§ **GIVEN EXERCISE**:
Would you quote the material below in full and unchanged?
::::
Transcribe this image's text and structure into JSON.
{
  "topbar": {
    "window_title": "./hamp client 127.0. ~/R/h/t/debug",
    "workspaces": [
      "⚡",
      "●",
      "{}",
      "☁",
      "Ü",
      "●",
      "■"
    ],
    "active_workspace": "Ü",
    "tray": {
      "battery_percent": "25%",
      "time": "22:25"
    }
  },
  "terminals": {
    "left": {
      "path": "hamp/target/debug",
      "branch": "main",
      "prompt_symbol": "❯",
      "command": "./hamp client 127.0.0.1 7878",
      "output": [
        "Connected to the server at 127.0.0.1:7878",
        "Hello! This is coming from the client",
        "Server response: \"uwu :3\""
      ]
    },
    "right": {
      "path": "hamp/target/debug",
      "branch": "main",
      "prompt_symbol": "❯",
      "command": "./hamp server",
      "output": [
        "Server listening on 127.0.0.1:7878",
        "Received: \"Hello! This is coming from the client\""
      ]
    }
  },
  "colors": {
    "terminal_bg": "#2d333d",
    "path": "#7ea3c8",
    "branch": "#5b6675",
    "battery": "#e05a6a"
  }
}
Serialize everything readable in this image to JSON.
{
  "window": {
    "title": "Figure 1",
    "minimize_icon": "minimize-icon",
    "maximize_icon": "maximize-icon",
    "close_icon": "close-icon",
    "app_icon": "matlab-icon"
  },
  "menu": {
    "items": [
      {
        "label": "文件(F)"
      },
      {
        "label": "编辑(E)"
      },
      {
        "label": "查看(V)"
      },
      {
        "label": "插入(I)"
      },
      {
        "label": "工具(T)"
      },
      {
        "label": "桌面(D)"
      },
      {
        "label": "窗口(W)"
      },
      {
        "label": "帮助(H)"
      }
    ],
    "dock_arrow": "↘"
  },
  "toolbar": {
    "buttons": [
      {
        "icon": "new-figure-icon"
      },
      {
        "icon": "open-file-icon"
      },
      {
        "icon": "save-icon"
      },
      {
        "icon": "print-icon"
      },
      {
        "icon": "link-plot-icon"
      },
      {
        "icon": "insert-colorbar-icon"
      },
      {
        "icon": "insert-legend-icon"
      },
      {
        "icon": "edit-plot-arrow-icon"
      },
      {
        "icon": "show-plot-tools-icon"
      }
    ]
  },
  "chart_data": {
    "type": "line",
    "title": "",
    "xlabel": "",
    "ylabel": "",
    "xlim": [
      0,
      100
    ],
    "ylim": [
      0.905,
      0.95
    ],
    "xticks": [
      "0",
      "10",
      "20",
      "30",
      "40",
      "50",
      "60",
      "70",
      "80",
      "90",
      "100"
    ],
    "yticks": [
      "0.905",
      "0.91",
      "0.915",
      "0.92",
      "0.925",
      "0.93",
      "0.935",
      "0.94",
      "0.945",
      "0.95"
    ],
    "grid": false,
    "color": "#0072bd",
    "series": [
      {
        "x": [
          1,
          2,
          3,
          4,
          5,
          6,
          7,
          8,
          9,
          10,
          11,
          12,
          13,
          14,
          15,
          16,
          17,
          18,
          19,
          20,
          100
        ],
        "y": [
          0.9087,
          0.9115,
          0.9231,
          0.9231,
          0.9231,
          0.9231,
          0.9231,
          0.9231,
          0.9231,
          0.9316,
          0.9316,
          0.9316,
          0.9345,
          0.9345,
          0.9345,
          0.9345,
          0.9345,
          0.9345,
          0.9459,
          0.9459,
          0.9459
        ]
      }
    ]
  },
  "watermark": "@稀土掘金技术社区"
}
::::
§ **SOLUTION TO THE PROBLEM**:
Transcribe this image's text and structure into JSON.
{
  "topbar": {
    "window_title": "./hamp client 127.0. ~/R/h/t/debug",
    "workspaces": [
      "⚡",
      "●",
      "{}",
      "☁",
      "Ü",
      "●",
      "■"
    ],
    "active_workspace": "Ü",
    "tray": {
      "battery_percent": "25%",
      "time": "22:25"
    }
  },
  "terminals": {
    "left": {
      "path": "hamp/target/debug",
      "branch": "main",
      "prompt_symbol": "❯",
      "command": "./hamp client 127.0.0.1 7878",
      "output": [
        "Connected to the server at 127.0.0.1:7878",
        "Hello! This is coming from the client",
        "Server response: \"uwu :3\""
      ]
    },
    "right": {
      "path": "hamp/target/debug",
      "branch": "main",
      "prompt_symbol": "❯",
      "command": "./hamp server",
      "output": [
        "Server listening on 127.0.0.1:7878",
        "Received: \"Hello! This is coming from the client\""
      ]
    }
  },
  "colors": {
    "terminal_bg": "#2d333d",
    "path": "#7ea3c8",
    "branch": "#5b6675",
    "battery": "#e05a6a"
  }
}
Serialize everything readable in this image to JSON.
{
  "window": {
    "title": "Figure 1",
    "minimize_icon": "minimize-icon",
    "maximize_icon": "maximize-icon",
    "close_icon": "close-icon",
    "app_icon": "matlab-icon"
  },
  "menu": {
    "items": [
      {
        "label": "文件(F)"
      },
      {
        "label": "编辑(E)"
      },
      {
        "label": "查看(V)"
      },
      {
        "label": "插入(I)"
      },
      {
        "label": "工具(T)"
      },
      {
        "label": "桌面(D)"
      },
      {
        "label": "窗口(W)"
      },
      {
        "label": "帮助(H)"
      }
    ],
    "dock_arrow": "↘"
  },
  "toolbar": {
    "buttons": [
      {
        "icon": "new-figure-icon"
      },
      {
        "icon": "open-file-icon"
      },
      {
        "icon": "save-icon"
      },
      {
        "icon": "print-icon"
      },
      {
        "icon": "link-plot-icon"
      },
      {
        "icon": "insert-colorbar-icon"
      },
      {
        "icon": "insert-legend-icon"
      },
      {
        "icon": "edit-plot-arrow-icon"
      },
      {
        "icon": "show-plot-tools-icon"
      }
    ]
  },
  "chart_data": {
    "type": "line",
    "title": "",
    "xlabel": "",
    "ylabel": "",
    "xlim": [
      0,
      100
    ],
    "ylim": [
      0.905,
      0.95
    ],
    "xticks": [
      "0",
      "10",
      "20",
      "30",
      "40",
      "50",
      "60",
      "70",
      "80",
      "90",
      "100"
    ],
    "yticks": [
      "0.905",
      "0.91",
      "0.915",
      "0.92",
      "0.925",
      "0.93",
      "0.935",
      "0.94",
      "0.945",
      "0.95"
    ],
    "grid": false,
    "color": "#0072bd",
    "series": [
      {
        "x": [
          1,
          2,
          3,
          4,
          5,
          6,
          7,
          8,
          9,
          10,
          11,
          12,
          13,
          14,
          15,
          16,
          17,
          18,
          19,
          20,
          100
        ],
        "y": [
          0.9087,
          0.9115,
          0.9231,
          0.9231,
          0.9231,
          0.9231,
          0.9231,
          0.9231,
          0.9231,
          0.9316,
          0.9316,
          0.9316,
          0.9345,
          0.9345,
          0.9345,
          0.9345,
          0.9345,
          0.9345,
          0.9459,
          0.9459,
          0.9459
        ]
      }
    ]
  },
  "watermark": "@稀土掘金技术社区"
}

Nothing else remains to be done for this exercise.